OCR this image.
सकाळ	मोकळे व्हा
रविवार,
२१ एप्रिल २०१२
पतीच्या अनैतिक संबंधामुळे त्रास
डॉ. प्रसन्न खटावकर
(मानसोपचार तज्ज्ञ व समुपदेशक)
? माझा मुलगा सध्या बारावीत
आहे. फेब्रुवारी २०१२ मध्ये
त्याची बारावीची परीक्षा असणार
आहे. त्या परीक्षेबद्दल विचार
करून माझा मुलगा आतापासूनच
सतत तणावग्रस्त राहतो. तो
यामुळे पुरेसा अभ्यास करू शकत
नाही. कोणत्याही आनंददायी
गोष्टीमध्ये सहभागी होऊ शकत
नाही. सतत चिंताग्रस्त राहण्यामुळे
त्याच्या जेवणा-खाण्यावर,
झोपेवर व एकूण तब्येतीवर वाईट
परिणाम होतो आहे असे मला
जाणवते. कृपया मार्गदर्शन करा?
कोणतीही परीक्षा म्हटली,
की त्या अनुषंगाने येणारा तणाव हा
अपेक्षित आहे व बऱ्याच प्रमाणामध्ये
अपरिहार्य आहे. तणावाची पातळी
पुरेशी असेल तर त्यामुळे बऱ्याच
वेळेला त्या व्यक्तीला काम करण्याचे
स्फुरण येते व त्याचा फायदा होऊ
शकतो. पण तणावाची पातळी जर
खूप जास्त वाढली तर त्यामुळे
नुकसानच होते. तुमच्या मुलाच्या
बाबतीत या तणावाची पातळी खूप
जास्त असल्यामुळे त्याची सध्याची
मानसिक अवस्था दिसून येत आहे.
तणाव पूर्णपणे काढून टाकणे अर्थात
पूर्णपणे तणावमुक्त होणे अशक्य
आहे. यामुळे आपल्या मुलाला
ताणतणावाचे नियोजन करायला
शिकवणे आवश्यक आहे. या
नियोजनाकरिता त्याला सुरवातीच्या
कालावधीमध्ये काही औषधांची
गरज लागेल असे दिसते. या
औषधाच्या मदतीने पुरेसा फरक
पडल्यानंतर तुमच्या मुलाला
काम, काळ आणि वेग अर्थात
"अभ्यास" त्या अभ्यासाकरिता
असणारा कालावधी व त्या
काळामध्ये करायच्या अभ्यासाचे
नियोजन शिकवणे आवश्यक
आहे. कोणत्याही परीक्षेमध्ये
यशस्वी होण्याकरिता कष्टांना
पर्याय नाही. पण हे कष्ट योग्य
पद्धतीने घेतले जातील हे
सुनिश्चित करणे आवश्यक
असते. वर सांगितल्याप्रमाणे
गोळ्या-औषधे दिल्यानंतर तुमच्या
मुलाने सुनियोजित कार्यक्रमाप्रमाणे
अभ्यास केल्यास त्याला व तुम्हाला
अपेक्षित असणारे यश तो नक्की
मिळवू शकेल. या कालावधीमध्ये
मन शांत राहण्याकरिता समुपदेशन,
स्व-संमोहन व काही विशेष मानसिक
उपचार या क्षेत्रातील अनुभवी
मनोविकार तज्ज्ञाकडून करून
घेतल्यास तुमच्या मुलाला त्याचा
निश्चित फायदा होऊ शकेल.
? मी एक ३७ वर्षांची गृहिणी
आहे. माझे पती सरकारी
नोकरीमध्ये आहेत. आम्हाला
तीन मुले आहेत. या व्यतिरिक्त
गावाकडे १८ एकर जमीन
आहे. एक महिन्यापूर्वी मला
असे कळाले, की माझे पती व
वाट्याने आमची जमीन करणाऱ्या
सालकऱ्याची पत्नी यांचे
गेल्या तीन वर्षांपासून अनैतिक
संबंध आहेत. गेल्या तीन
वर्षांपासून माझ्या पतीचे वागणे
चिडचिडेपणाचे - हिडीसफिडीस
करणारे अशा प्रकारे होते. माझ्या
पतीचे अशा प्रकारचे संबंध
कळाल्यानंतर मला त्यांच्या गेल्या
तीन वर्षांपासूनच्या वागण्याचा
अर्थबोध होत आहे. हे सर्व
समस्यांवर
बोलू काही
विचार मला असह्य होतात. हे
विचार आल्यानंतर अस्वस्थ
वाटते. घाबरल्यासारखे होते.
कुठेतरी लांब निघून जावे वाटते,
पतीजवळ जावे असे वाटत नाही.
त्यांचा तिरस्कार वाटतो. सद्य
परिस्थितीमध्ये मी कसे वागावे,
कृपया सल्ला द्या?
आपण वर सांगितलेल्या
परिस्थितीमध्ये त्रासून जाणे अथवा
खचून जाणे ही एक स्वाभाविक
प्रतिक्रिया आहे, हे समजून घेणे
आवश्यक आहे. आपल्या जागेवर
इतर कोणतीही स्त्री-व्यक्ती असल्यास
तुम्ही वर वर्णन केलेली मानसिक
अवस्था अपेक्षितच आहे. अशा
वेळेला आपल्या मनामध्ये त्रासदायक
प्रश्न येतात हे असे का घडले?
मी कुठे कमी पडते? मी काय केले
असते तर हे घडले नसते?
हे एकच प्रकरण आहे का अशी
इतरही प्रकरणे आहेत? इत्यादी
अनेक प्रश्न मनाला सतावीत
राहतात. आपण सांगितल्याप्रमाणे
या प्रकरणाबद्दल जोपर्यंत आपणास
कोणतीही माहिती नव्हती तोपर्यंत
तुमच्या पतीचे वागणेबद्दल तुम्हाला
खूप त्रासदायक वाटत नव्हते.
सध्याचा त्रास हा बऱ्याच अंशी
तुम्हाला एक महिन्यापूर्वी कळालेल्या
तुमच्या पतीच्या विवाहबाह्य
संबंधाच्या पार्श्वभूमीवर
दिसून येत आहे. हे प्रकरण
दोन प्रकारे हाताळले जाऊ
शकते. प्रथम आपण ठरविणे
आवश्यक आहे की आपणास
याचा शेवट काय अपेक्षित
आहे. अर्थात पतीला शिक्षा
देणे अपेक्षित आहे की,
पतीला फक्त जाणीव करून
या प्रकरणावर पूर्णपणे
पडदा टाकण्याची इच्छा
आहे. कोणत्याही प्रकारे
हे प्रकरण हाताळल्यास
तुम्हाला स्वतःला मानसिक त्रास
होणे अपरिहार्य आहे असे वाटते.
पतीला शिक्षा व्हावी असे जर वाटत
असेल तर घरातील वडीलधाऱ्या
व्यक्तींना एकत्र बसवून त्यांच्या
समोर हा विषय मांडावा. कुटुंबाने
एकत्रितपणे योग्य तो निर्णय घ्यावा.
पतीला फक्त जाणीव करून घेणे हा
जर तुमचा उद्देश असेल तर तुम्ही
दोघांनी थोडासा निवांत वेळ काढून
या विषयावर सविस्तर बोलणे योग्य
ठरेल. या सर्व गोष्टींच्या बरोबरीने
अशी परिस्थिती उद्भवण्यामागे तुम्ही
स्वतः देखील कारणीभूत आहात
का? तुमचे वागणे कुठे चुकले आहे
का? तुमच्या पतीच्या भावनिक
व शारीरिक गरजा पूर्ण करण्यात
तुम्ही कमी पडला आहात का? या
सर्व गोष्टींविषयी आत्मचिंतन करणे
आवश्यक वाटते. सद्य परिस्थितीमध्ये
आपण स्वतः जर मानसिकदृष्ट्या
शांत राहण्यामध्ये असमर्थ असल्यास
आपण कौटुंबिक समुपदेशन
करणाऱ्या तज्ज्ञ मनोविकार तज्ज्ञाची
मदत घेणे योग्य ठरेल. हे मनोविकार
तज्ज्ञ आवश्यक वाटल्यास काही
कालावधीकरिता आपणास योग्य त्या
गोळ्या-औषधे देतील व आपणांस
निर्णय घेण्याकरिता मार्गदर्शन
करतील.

****

**TASK REQUIREMENTS**
Extract all of the material exactly as it is written.

**REPLY**
OCR this image.
सकाळ	मोकळे व्हा
रविवार,
२१ एप्रिल २०१२
पतीच्या अनैतिक संबंधामुळे त्रास
डॉ. प्रसन्न खटावकर
(मानसोपचार तज्ज्ञ व समुपदेशक)
? माझा मुलगा सध्या बारावीत
आहे. फेब्रुवारी २०१२ मध्ये
त्याची बारावीची परीक्षा असणार
आहे. त्या परीक्षेबद्दल विचार
करून माझा मुलगा आतापासूनच
सतत तणावग्रस्त राहतो. तो
यामुळे पुरेसा अभ्यास करू शकत
नाही. कोणत्याही आनंददायी
गोष्टीमध्ये सहभागी होऊ शकत
नाही. सतत चिंताग्रस्त राहण्यामुळे
त्याच्या जेवणा-खाण्यावर,
झोपेवर व एकूण तब्येतीवर वाईट
परिणाम होतो आहे असे मला
जाणवते. कृपया मार्गदर्शन करा?
कोणतीही परीक्षा म्हटली,
की त्या अनुषंगाने येणारा तणाव हा
अपेक्षित आहे व बऱ्याच प्रमाणामध्ये
अपरिहार्य आहे. तणावाची पातळी
पुरेशी असेल तर त्यामुळे बऱ्याच
वेळेला त्या व्यक्तीला काम करण्याचे
स्फुरण येते व त्याचा फायदा होऊ
शकतो. पण तणावाची पातळी जर
खूप जास्त वाढली तर त्यामुळे
नुकसानच होते. तुमच्या मुलाच्या
बाबतीत या तणावाची पातळी खूप
जास्त असल्यामुळे त्याची सध्याची
मानसिक अवस्था दिसून येत आहे.
तणाव पूर्णपणे काढून टाकणे अर्थात
पूर्णपणे तणावमुक्त होणे अशक्य
आहे. यामुळे आपल्या मुलाला
ताणतणावाचे नियोजन करायला
शिकवणे आवश्यक आहे. या
नियोजनाकरिता त्याला सुरवातीच्या
कालावधीमध्ये काही औषधांची
गरज लागेल असे दिसते. या
औषधाच्या मदतीने पुरेसा फरक
पडल्यानंतर तुमच्या मुलाला
काम, काळ आणि वेग अर्थात
"अभ्यास" त्या अभ्यासाकरिता
असणारा कालावधी व त्या
काळामध्ये करायच्या अभ्यासाचे
नियोजन शिकवणे आवश्यक
आहे. कोणत्याही परीक्षेमध्ये
यशस्वी होण्याकरिता कष्टांना
पर्याय नाही. पण हे कष्ट योग्य
पद्धतीने घेतले जातील हे
सुनिश्चित करणे आवश्यक
असते. वर सांगितल्याप्रमाणे
गोळ्या-औषधे दिल्यानंतर तुमच्या
मुलाने सुनियोजित कार्यक्रमाप्रमाणे
अभ्यास केल्यास त्याला व तुम्हाला
अपेक्षित असणारे यश तो नक्की
मिळवू शकेल. या कालावधीमध्ये
मन शांत राहण्याकरिता समुपदेशन,
स्व-संमोहन व काही विशेष मानसिक
उपचार या क्षेत्रातील अनुभवी
मनोविकार तज्ज्ञाकडून करून
घेतल्यास तुमच्या मुलाला त्याचा
निश्चित फायदा होऊ शकेल.
? मी एक ३७ वर्षांची गृहिणी
आहे. माझे पती सरकारी
नोकरीमध्ये आहेत. आम्हाला
तीन मुले आहेत. या व्यतिरिक्त
गावाकडे १८ एकर जमीन
आहे. एक महिन्यापूर्वी मला
असे कळाले, की माझे पती व
वाट्याने आमची जमीन करणाऱ्या
सालकऱ्याची पत्नी यांचे
गेल्या तीन वर्षांपासून अनैतिक
संबंध आहेत. गेल्या तीन
वर्षांपासून माझ्या पतीचे वागणे
चिडचिडेपणाचे - हिडीसफिडीस
करणारे अशा प्रकारे होते. माझ्या
पतीचे अशा प्रकारचे संबंध
कळाल्यानंतर मला त्यांच्या गेल्या
तीन वर्षांपासूनच्या वागण्याचा
अर्थबोध होत आहे. हे सर्व
समस्यांवर
बोलू काही
विचार मला असह्य होतात. हे
विचार आल्यानंतर अस्वस्थ
वाटते. घाबरल्यासारखे होते.
कुठेतरी लांब निघून जावे वाटते,
पतीजवळ जावे असे वाटत नाही.
त्यांचा तिरस्कार वाटतो. सद्य
परिस्थितीमध्ये मी कसे वागावे,
कृपया सल्ला द्या?
आपण वर सांगितलेल्या
परिस्थितीमध्ये त्रासून जाणे अथवा
खचून जाणे ही एक स्वाभाविक
प्रतिक्रिया आहे, हे समजून घेणे
आवश्यक आहे. आपल्या जागेवर
इतर कोणतीही स्त्री-व्यक्ती असल्यास
तुम्ही वर वर्णन केलेली मानसिक
अवस्था अपेक्षितच आहे. अशा
वेळेला आपल्या मनामध्ये त्रासदायक
प्रश्न येतात हे असे का घडले?
मी कुठे कमी पडते? मी काय केले
असते तर हे घडले नसते?
हे एकच प्रकरण आहे का अशी
इतरही प्रकरणे आहेत? इत्यादी
अनेक प्रश्न मनाला सतावीत
राहतात. आपण सांगितल्याप्रमाणे
या प्रकरणाबद्दल जोपर्यंत आपणास
कोणतीही माहिती नव्हती तोपर्यंत
तुमच्या पतीचे वागणेबद्दल तुम्हाला
खूप त्रासदायक वाटत नव्हते.
सध्याचा त्रास हा बऱ्याच अंशी
तुम्हाला एक महिन्यापूर्वी कळालेल्या
तुमच्या पतीच्या विवाहबाह्य
संबंधाच्या पार्श्वभूमीवर
दिसून येत आहे. हे प्रकरण
दोन प्रकारे हाताळले जाऊ
शकते. प्रथम आपण ठरविणे
आवश्यक आहे की आपणास
याचा शेवट काय अपेक्षित
आहे. अर्थात पतीला शिक्षा
देणे अपेक्षित आहे की,
पतीला फक्त जाणीव करून
या प्रकरणावर पूर्णपणे
पडदा टाकण्याची इच्छा
आहे. कोणत्याही प्रकारे
हे प्रकरण हाताळल्यास
तुम्हाला स्वतःला मानसिक त्रास
होणे अपरिहार्य आहे असे वाटते.
पतीला शिक्षा व्हावी असे जर वाटत
असेल तर घरातील वडीलधाऱ्या
व्यक्तींना एकत्र बसवून त्यांच्या
समोर हा विषय मांडावा. कुटुंबाने
एकत्रितपणे योग्य तो निर्णय घ्यावा.
पतीला फक्त जाणीव करून घेणे हा
जर तुमचा उद्देश असेल तर तुम्ही
दोघांनी थोडासा निवांत वेळ काढून
या विषयावर सविस्तर बोलणे योग्य
ठरेल. या सर्व गोष्टींच्या बरोबरीने
अशी परिस्थिती उद्भवण्यामागे तुम्ही
स्वतः देखील कारणीभूत आहात
का? तुमचे वागणे कुठे चुकले आहे
का? तुमच्या पतीच्या भावनिक
व शारीरिक गरजा पूर्ण करण्यात
तुम्ही कमी पडला आहात का? या
सर्व गोष्टींविषयी आत्मचिंतन करणे
आवश्यक वाटते. सद्य परिस्थितीमध्ये
आपण स्वतः जर मानसिकदृष्ट्या
शांत राहण्यामध्ये असमर्थ असल्यास
आपण कौटुंबिक समुपदेशन
करणाऱ्या तज्ज्ञ मनोविकार तज्ज्ञाची
मदत घेणे योग्य ठरेल. हे मनोविकार
तज्ज्ञ आवश्यक वाटल्यास काही
कालावधीकरिता आपणास योग्य त्या
गोळ्या-औषधे देतील व आपणांस
निर्णय घेण्याकरिता मार्गदर्शन
करतील.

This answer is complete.